___ Data extract

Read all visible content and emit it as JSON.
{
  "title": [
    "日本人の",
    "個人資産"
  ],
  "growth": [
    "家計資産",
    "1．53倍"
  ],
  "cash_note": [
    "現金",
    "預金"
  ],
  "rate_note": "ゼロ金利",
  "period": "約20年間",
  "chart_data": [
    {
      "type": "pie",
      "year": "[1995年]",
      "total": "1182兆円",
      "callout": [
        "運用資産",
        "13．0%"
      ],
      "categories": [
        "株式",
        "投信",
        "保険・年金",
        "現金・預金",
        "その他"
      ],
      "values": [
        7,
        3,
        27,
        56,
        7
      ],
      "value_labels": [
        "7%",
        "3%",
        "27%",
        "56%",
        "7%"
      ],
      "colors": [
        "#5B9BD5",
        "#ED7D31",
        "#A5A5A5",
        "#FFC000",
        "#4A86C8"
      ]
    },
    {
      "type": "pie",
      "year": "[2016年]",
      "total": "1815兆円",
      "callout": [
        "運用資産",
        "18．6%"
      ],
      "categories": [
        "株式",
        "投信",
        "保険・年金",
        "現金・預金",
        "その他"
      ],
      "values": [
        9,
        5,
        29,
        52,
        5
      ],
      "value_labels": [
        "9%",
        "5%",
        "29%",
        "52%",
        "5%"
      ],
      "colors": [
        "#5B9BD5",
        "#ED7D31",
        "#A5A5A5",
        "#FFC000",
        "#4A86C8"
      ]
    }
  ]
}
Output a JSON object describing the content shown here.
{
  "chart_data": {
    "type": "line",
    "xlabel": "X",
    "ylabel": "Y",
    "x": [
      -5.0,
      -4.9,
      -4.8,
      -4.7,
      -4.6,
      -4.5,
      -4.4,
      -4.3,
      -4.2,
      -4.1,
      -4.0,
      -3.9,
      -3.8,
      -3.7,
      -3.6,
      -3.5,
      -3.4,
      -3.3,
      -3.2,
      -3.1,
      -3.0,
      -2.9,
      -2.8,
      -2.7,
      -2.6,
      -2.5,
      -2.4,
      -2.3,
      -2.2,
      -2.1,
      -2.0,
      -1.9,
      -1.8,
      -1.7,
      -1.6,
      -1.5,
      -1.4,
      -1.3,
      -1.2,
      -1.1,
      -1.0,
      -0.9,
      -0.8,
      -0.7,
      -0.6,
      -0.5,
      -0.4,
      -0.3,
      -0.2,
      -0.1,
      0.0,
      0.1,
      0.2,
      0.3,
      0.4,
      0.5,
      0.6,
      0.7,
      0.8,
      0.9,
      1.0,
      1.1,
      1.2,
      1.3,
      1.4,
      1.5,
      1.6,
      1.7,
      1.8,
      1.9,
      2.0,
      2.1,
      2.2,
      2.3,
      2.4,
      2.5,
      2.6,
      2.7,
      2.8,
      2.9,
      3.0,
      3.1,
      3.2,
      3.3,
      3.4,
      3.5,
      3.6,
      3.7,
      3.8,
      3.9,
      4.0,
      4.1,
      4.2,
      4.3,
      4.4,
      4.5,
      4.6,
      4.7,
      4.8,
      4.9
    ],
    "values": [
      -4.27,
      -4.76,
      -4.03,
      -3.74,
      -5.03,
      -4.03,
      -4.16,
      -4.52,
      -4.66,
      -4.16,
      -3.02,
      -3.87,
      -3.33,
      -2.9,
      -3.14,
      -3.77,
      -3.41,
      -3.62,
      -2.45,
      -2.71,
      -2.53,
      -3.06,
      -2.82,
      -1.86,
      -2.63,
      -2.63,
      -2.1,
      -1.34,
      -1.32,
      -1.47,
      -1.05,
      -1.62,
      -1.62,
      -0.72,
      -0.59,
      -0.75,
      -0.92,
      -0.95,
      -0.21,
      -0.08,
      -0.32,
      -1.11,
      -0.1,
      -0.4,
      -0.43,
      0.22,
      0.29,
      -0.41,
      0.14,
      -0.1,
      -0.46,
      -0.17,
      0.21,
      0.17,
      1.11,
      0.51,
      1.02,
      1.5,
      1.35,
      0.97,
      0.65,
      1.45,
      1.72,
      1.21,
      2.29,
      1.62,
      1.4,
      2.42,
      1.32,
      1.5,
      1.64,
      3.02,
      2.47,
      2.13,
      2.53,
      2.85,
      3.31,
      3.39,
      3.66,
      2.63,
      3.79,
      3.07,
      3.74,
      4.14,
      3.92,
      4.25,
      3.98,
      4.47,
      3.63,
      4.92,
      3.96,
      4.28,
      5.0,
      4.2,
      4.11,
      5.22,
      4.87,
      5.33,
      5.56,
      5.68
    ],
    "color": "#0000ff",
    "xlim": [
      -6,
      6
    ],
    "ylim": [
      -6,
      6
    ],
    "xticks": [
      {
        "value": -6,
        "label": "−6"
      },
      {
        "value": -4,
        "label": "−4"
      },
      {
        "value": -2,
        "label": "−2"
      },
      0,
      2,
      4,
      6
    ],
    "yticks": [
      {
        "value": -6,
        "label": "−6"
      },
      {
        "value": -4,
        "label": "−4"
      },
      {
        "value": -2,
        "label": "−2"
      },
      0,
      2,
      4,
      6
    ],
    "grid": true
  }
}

______

▶ **Exercise details**
Each of the records should be retyped exactly.

▶ **Solution below**
Read all visible content and emit it as JSON.
{
  "title": [
    "日本人の",
    "個人資産"
  ],
  "growth": [
    "家計資産",
    "1．53倍"
  ],
  "cash_note": [
    "現金",
    "預金"
  ],
  "rate_note": "ゼロ金利",
  "period": "約20年間",
  "chart_data": [
    {
      "type": "pie",
      "year": "[1995年]",
      "total": "1182兆円",
      "callout": [
        "運用資産",
        "13．0%"
      ],
      "categories": [
        "株式",
        "投信",
        "保険・年金",
        "現金・預金",
        "その他"
      ],
      "values": [
        7,
        3,
        27,
        56,
        7
      ],
      "value_labels": [
        "7%",
        "3%",
        "27%",
        "56%",
        "7%"
      ],
      "colors": [
        "#5B9BD5",
        "#ED7D31",
        "#A5A5A5",
        "#FFC000",
        "#4A86C8"
      ]
    },
    {
      "type": "pie",
      "year": "[2016年]",
      "total": "1815兆円",
      "callout": [
        "運用資産",
        "18．6%"
      ],
      "categories": [
        "株式",
        "投信",
        "保険・年金",
        "現金・預金",
        "その他"
      ],
      "values": [
        9,
        5,
        29,
        52,
        5
      ],
      "value_labels": [
        "9%",
        "5%",
        "29%",
        "52%",
        "5%"
      ],
      "colors": [
        "#5B9BD5",
        "#ED7D31",
        "#A5A5A5",
        "#FFC000",
        "#4A86C8"
      ]
    }
  ]
}
Output a JSON object describing the content shown here.
{
  "chart_data": {
    "type": "line",
    "xlabel": "X",
    "ylabel": "Y",
    "x": [
      -5.0,
      -4.9,
      -4.8,
      -4.7,
      -4.6,
      -4.5,
      -4.4,
      -4.3,
      -4.2,
      -4.1,
      -4.0,
      -3.9,
      -3.8,
      -3.7,
      -3.6,
      -3.5,
      -3.4,
      -3.3,
      -3.2,
      -3.1,
      -3.0,
      -2.9,
      -2.8,
      -2.7,
      -2.6,
      -2.5,
      -2.4,
      -2.3,
      -2.2,
      -2.1,
      -2.0,
      -1.9,
      -1.8,
      -1.7,
      -1.6,
      -1.5,
      -1.4,
      -1.3,
      -1.2,
      -1.1,
      -1.0,
      -0.9,
      -0.8,
      -0.7,
      -0.6,
      -0.5,
      -0.4,
      -0.3,
      -0.2,
      -0.1,
      0.0,
      0.1,
      0.2,
      0.3,
      0.4,
      0.5,
      0.6,
      0.7,
      0.8,
      0.9,
      1.0,
      1.1,
      1.2,
      1.3,
      1.4,
      1.5,
      1.6,
      1.7,
      1.8,
      1.9,
      2.0,
      2.1,
      2.2,
      2.3,
      2.4,
      2.5,
      2.6,
      2.7,
      2.8,
      2.9,
      3.0,
      3.1,
      3.2,
      3.3,
      3.4,
      3.5,
      3.6,
      3.7,
      3.8,
      3.9,
      4.0,
      4.1,
      4.2,
      4.3,
      4.4,
      4.5,
      4.6,
      4.7,
      4.8,
      4.9
    ],
    "values": [
      -4.27,
      -4.76,
      -4.03,
      -3.74,
      -5.03,
      -4.03,
      -4.16,
      -4.52,
      -4.66,
      -4.16,
      -3.02,
      -3.87,
      -3.33,
      -2.9,
      -3.14,
      -3.77,
      -3.41,
      -3.62,
      -2.45,
      -2.71,
      -2.53,
      -3.06,
      -2.82,
      -1.86,
      -2.63,
      -2.63,
      -2.1,
      -1.34,
      -1.32,
      -1.47,
      -1.05,
      -1.62,
      -1.62,
      -0.72,
      -0.59,
      -0.75,
      -0.92,
      -0.95,
      -0.21,
      -0.08,
      -0.32,
      -1.11,
      -0.1,
      -0.4,
      -0.43,
      0.22,
      0.29,
      -0.41,
      0.14,
      -0.1,
      -0.46,
      -0.17,
      0.21,
      0.17,
      1.11,
      0.51,
      1.02,
      1.5,
      1.35,
      0.97,
      0.65,
      1.45,
      1.72,
      1.21,
      2.29,
      1.62,
      1.4,
      2.42,
      1.32,
      1.5,
      1.64,
      3.02,
      2.47,
      2.13,
      2.53,
      2.85,
      3.31,
      3.39,
      3.66,
      2.63,
      3.79,
      3.07,
      3.74,
      4.14,
      3.92,
      4.25,
      3.98,
      4.47,
      3.63,
      4.92,
      3.96,
      4.28,
      5.0,
      4.2,
      4.11,
      5.22,
      4.87,
      5.33,
      5.56,
      5.68
    ],
    "color": "#0000ff",
    "xlim": [
      -6,
      6
    ],
    "ylim": [
      -6,
      6
    ],
    "xticks": [
      {
        "value": -6,
        "label": "−6"
      },
      {
        "value": -4,
        "label": "−4"
      },
      {
        "value": -2,
        "label": "−2"
      },
      0,
      2,
      4,
      6
    ],
    "yticks": [
      {
        "value": -6,
        "label": "−6"
      },
      {
        "value": -4,
        "label": "−4"
      },
      {
        "value": -2,
        "label": "−2"
      },
      0,
      2,
      4,
      6
    ],
    "grid": true
  }
}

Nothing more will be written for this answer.